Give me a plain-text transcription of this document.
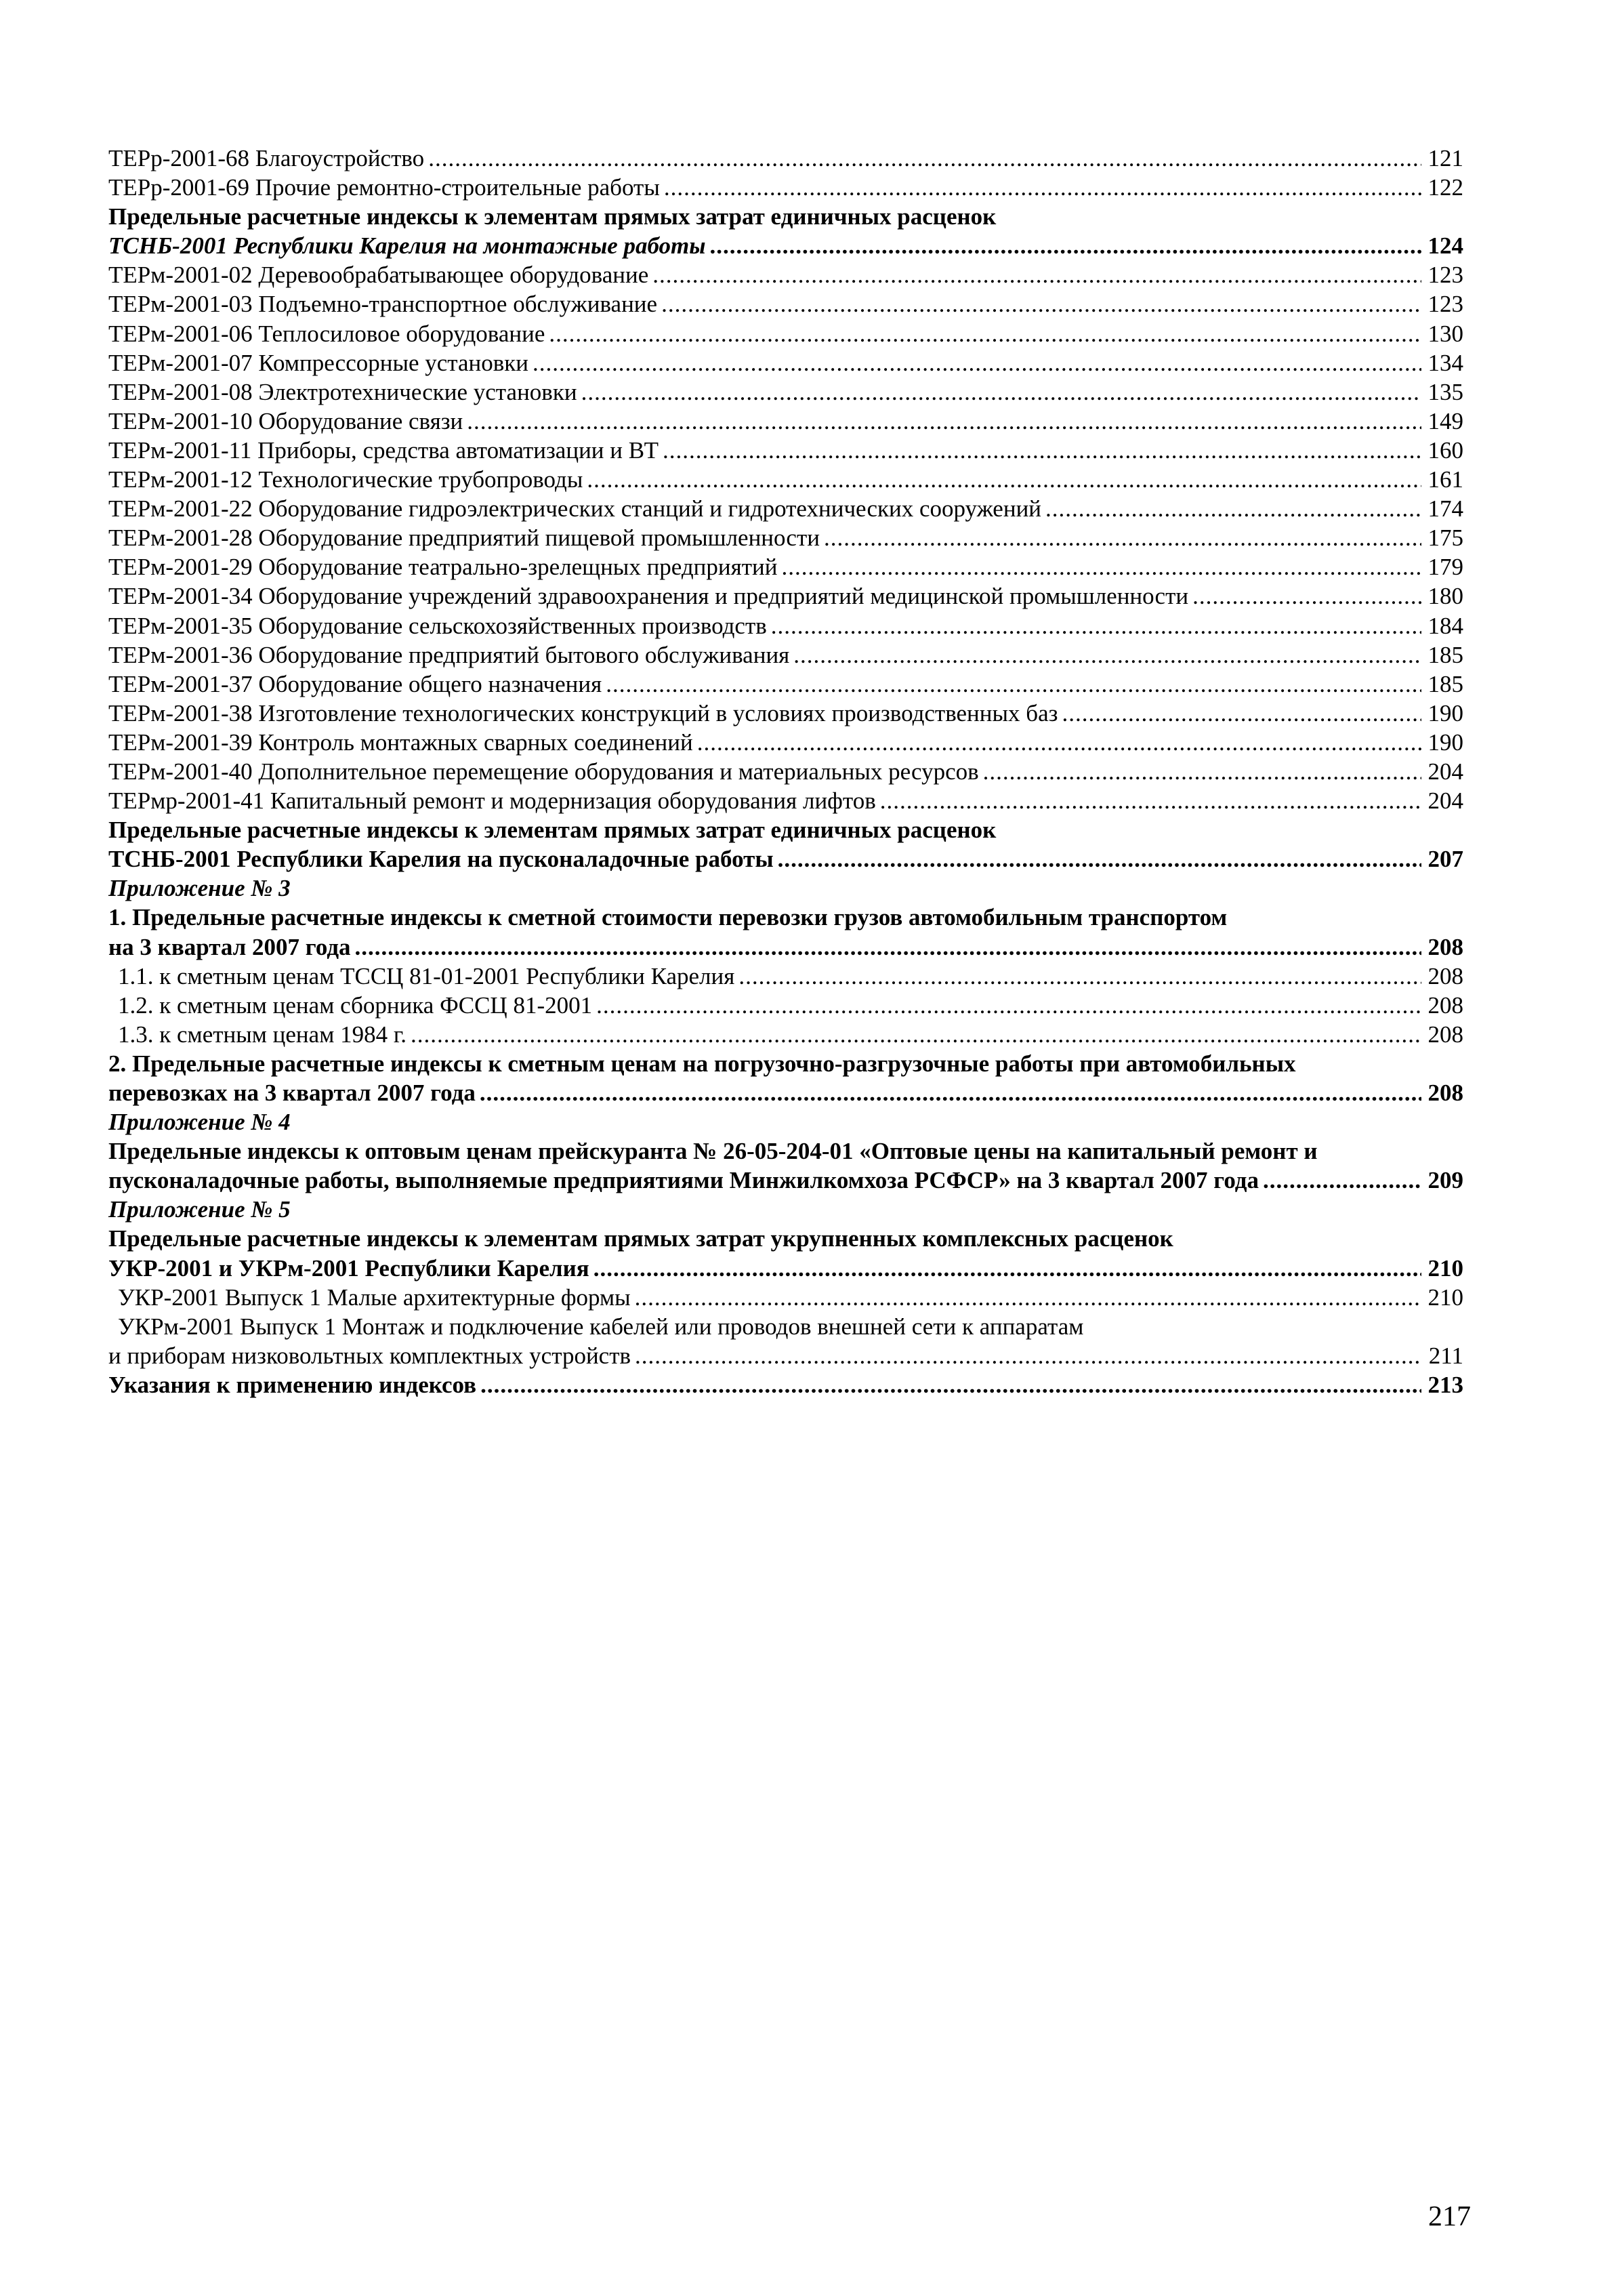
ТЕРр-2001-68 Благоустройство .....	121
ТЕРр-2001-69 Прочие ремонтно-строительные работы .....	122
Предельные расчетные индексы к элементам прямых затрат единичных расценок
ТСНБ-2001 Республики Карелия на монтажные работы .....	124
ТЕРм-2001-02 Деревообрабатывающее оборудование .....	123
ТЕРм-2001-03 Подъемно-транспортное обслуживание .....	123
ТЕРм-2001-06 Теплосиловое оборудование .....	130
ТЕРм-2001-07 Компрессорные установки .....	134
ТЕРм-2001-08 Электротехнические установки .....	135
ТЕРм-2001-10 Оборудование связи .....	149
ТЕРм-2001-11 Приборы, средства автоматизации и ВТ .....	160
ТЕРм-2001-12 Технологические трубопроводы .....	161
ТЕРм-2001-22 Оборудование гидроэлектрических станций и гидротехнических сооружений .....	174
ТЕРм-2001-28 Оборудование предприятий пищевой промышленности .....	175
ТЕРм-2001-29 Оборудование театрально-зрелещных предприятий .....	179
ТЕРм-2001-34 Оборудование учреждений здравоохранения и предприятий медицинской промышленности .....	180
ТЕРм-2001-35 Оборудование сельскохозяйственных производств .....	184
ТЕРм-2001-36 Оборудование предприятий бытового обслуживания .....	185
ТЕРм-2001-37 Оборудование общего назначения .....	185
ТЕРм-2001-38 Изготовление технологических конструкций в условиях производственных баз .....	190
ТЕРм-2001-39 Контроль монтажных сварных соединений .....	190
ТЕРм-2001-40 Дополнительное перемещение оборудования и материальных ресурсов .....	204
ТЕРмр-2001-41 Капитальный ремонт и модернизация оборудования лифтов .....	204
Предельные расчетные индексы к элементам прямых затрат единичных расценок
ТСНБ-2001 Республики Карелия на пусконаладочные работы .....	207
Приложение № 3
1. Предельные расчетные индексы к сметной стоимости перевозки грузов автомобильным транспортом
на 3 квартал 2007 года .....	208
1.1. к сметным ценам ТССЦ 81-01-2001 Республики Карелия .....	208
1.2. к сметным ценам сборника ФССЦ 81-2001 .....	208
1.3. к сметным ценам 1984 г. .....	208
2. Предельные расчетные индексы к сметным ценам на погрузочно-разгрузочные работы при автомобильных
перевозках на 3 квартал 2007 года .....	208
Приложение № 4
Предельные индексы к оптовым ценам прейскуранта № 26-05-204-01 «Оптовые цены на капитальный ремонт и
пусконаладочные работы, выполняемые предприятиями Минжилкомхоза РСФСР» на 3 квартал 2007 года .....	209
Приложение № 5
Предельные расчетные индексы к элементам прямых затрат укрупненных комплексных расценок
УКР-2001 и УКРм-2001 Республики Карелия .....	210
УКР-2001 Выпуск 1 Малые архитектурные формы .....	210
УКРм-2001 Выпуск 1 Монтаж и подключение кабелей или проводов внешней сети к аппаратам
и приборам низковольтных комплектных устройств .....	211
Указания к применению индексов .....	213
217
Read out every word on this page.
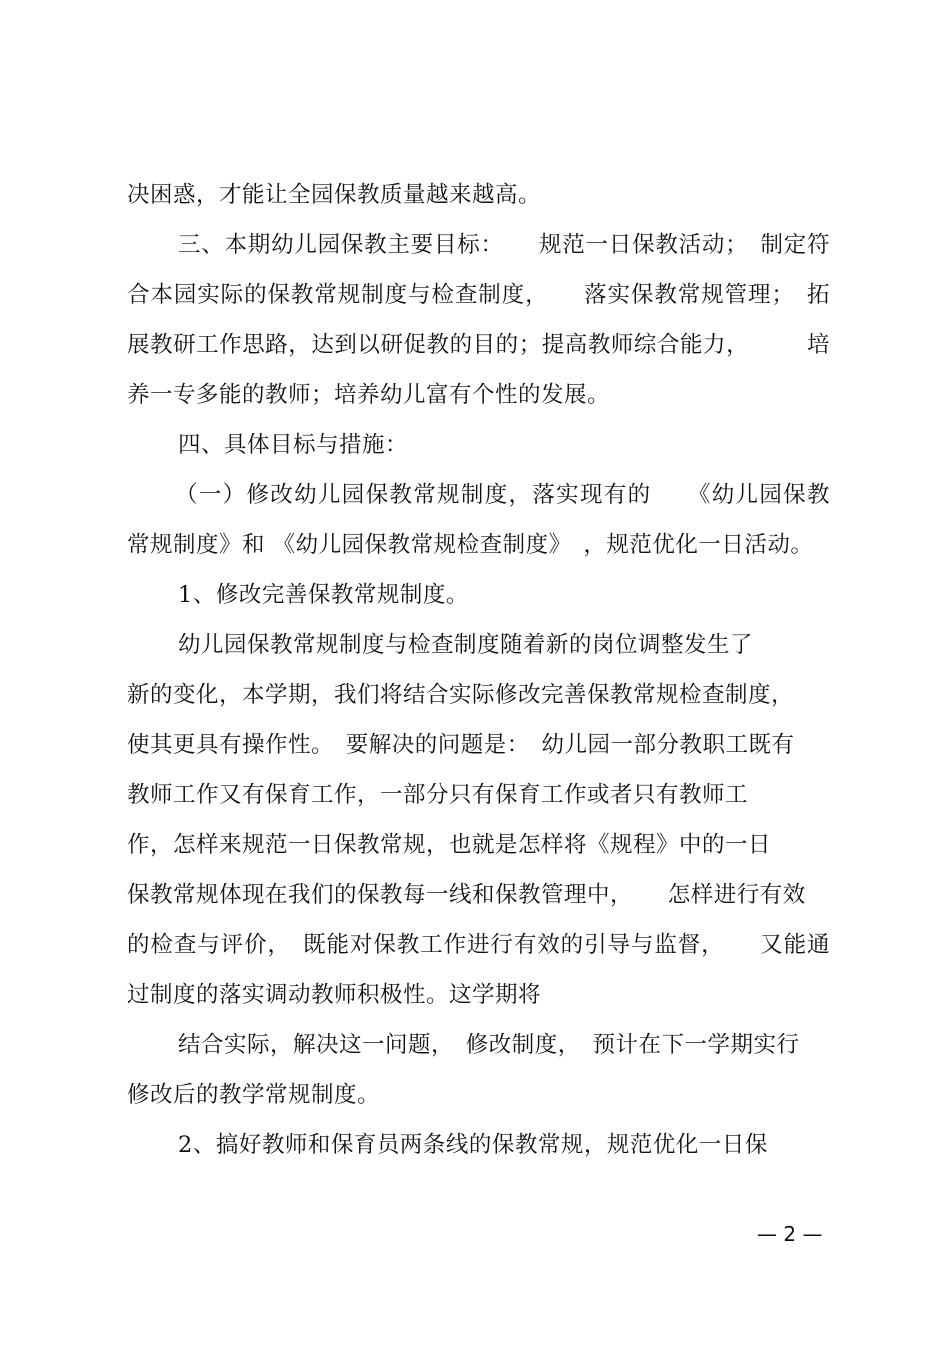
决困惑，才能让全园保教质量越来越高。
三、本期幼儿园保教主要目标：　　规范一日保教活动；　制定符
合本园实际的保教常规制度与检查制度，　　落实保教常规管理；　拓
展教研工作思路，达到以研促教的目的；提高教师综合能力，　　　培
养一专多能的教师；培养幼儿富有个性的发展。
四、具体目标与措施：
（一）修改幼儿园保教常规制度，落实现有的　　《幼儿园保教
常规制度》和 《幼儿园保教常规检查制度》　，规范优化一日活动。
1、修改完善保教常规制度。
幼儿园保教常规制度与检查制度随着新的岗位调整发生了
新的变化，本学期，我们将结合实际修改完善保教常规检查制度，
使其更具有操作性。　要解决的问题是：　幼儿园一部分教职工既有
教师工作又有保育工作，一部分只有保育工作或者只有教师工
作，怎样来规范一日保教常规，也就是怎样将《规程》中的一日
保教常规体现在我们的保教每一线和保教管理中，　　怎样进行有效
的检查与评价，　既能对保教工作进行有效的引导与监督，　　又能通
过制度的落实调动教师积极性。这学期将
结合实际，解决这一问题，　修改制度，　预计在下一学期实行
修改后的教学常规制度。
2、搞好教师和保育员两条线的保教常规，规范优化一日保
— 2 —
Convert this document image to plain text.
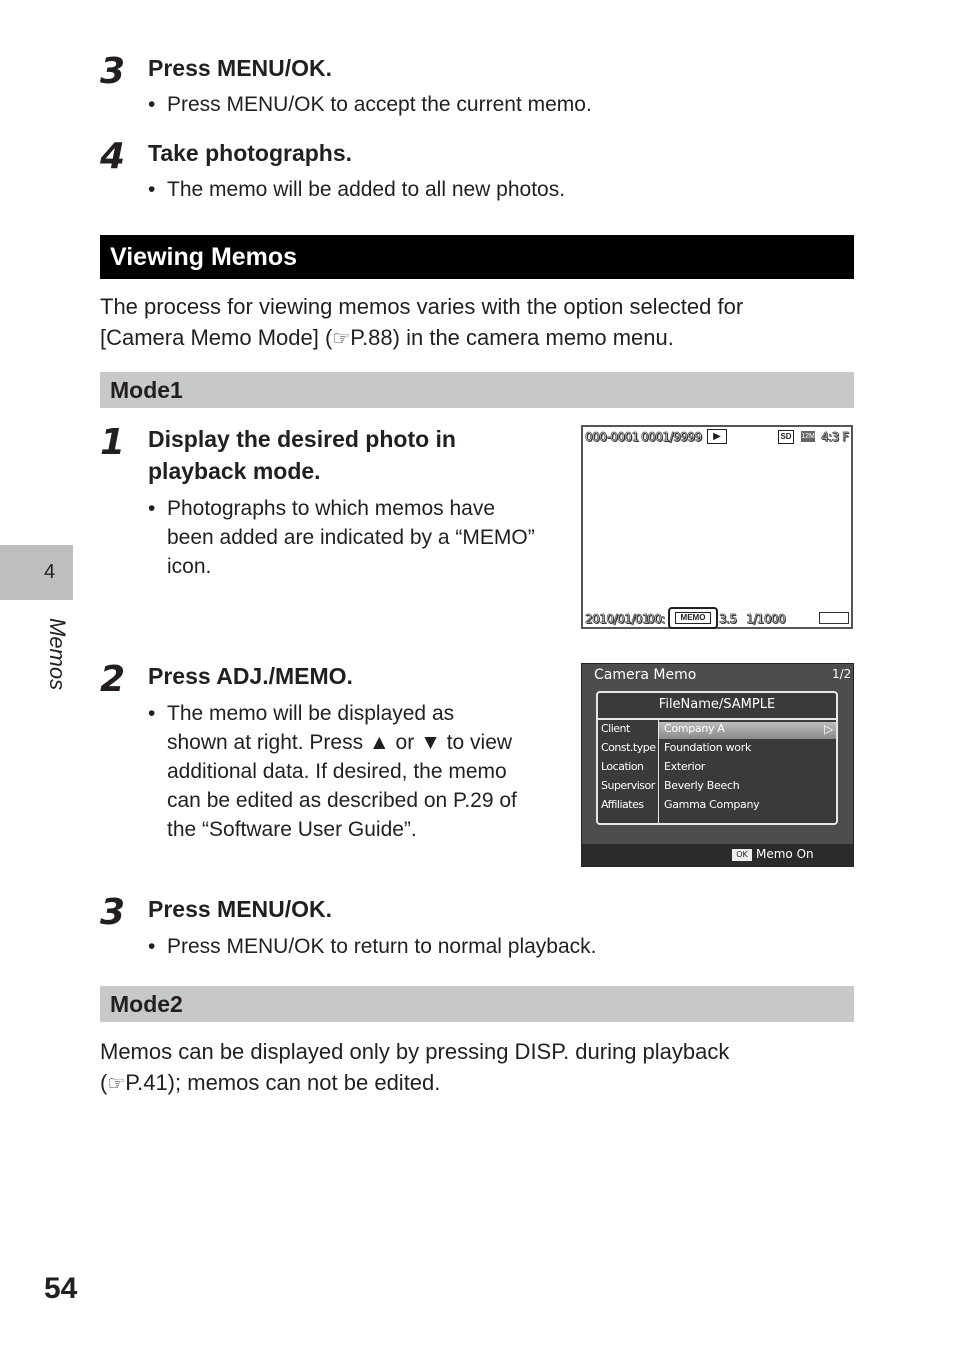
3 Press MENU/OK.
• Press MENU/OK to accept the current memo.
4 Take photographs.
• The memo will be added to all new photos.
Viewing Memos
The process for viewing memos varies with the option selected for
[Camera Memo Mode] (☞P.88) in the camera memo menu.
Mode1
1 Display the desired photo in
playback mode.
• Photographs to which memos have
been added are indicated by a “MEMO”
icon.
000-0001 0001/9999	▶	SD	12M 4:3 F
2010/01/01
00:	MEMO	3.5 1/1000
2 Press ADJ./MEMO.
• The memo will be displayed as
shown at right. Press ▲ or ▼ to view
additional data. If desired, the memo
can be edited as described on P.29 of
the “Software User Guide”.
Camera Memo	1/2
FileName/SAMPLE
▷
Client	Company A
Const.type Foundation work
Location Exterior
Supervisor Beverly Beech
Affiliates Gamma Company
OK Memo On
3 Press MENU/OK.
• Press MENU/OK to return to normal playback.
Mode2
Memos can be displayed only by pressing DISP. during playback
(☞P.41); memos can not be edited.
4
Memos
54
★ ★ ★
What you should do
Quote every line of the records above exactly; no picture is to be copied.

Full answer
Give me a plain-text transcription of this document.
ТЕРр-2001-68 Благоустройство .....	121
ТЕРр-2001-69 Прочие ремонтно-строительные работы .....	122
Предельные расчетные индексы к элементам прямых затрат единичных расценок
ТСНБ-2001 Республики Карелия на монтажные работы .....	124
ТЕРм-2001-02 Деревообрабатывающее оборудование .....	123
ТЕРм-2001-03 Подъемно-транспортное обслуживание .....	123
ТЕРм-2001-06 Теплосиловое оборудование .....	130
ТЕРм-2001-07 Компрессорные установки .....	134
ТЕРм-2001-08 Электротехнические установки .....	135
ТЕРм-2001-10 Оборудование связи .....	149
ТЕРм-2001-11 Приборы, средства автоматизации и ВТ .....	160
ТЕРм-2001-12 Технологические трубопроводы .....	161
ТЕРм-2001-22 Оборудование гидроэлектрических станций и гидротехнических сооружений .....	174
ТЕРм-2001-28 Оборудование предприятий пищевой промышленности .....	175
ТЕРм-2001-29 Оборудование театрально-зрелещных предприятий .....	179
ТЕРм-2001-34 Оборудование учреждений здравоохранения и предприятий медицинской промышленности .....	180
ТЕРм-2001-35 Оборудование сельскохозяйственных производств .....	184
ТЕРм-2001-36 Оборудование предприятий бытового обслуживания .....	185
ТЕРм-2001-37 Оборудование общего назначения .....	185
ТЕРм-2001-38 Изготовление технологических конструкций в условиях производственных баз .....	190
ТЕРм-2001-39 Контроль монтажных сварных соединений .....	190
ТЕРм-2001-40 Дополнительное перемещение оборудования и материальных ресурсов .....	204
ТЕРмр-2001-41 Капитальный ремонт и модернизация оборудования лифтов .....	204
Предельные расчетные индексы к элементам прямых затрат единичных расценок
ТСНБ-2001 Республики Карелия на пусконаладочные работы .....	207
Приложение № 3
1. Предельные расчетные индексы к сметной стоимости перевозки грузов автомобильным транспортом
на 3 квартал 2007 года .....	208
1.1. к сметным ценам ТССЦ 81-01-2001 Республики Карелия .....	208
1.2. к сметным ценам сборника ФССЦ 81-2001 .....	208
1.3. к сметным ценам 1984 г. .....	208
2. Предельные расчетные индексы к сметным ценам на погрузочно-разгрузочные работы при автомобильных
перевозках на 3 квартал 2007 года .....	208
Приложение № 4
Предельные индексы к оптовым ценам прейскуранта № 26-05-204-01 «Оптовые цены на капитальный ремонт и
пусконаладочные работы, выполняемые предприятиями Минжилкомхоза РСФСР» на 3 квартал 2007 года .....	209
Приложение № 5
Предельные расчетные индексы к элементам прямых затрат укрупненных комплексных расценок
УКР-2001 и УКРм-2001 Республики Карелия .....	210
УКР-2001 Выпуск 1 Малые архитектурные формы .....	210
УКРм-2001 Выпуск 1 Монтаж и подключение кабелей или проводов внешней сети к аппаратам
и приборам низковольтных комплектных устройств .....	211
Указания к применению индексов .....	213
217
Read out every word on this page.
决困惑，才能让全园保教质量越来越高。
三、本期幼儿园保教主要目标：　　规范一日保教活动；　制定符
合本园实际的保教常规制度与检查制度，　　落实保教常规管理；　拓
展教研工作思路，达到以研促教的目的；提高教师综合能力，　　　培
养一专多能的教师；培养幼儿富有个性的发展。
四、具体目标与措施：
（一）修改幼儿园保教常规制度，落实现有的　　《幼儿园保教
常规制度》和 《幼儿园保教常规检查制度》　，规范优化一日活动。
1、修改完善保教常规制度。
幼儿园保教常规制度与检查制度随着新的岗位调整发生了
新的变化，本学期，我们将结合实际修改完善保教常规检查制度，
使其更具有操作性。　要解决的问题是：　幼儿园一部分教职工既有
教师工作又有保育工作，一部分只有保育工作或者只有教师工
作，怎样来规范一日保教常规，也就是怎样将《规程》中的一日
保教常规体现在我们的保教每一线和保教管理中，　　怎样进行有效
的检查与评价，　既能对保教工作进行有效的引导与监督，　　又能通
过制度的落实调动教师积极性。这学期将
结合实际，解决这一问题，　修改制度，　预计在下一学期实行
修改后的教学常规制度。
2、搞好教师和保育员两条线的保教常规，规范优化一日保
— 2 —
Convert this document image to plain text.
3 Press MENU/OK.
• Press MENU/OK to accept the current memo.
4 Take photographs.
• The memo will be added to all new photos.
Viewing Memos
The process for viewing memos varies with the option selected for
[Camera Memo Mode] (☞P.88) in the camera memo menu.
Mode1
1 Display the desired photo in
playback mode.
• Photographs to which memos have
been added are indicated by a “MEMO”
icon.
000-0001 0001/9999	▶	SD	12M 4:3 F
2010/01/01
00:	MEMO	3.5 1/1000
2 Press ADJ./MEMO.
• The memo will be displayed as
shown at right. Press ▲ or ▼ to view
additional data. If desired, the memo
can be edited as described on P.29 of
the “Software User Guide”.
Camera Memo	1/2
FileName/SAMPLE
▷
Client	Company A
Const.type Foundation work
Location Exterior
Supervisor Beverly Beech
Affiliates Gamma Company
OK Memo On
3 Press MENU/OK.
• Press MENU/OK to return to normal playback.
Mode2
Memos can be displayed only by pressing DISP. during playback
(☞P.41); memos can not be edited.
4
Memos
54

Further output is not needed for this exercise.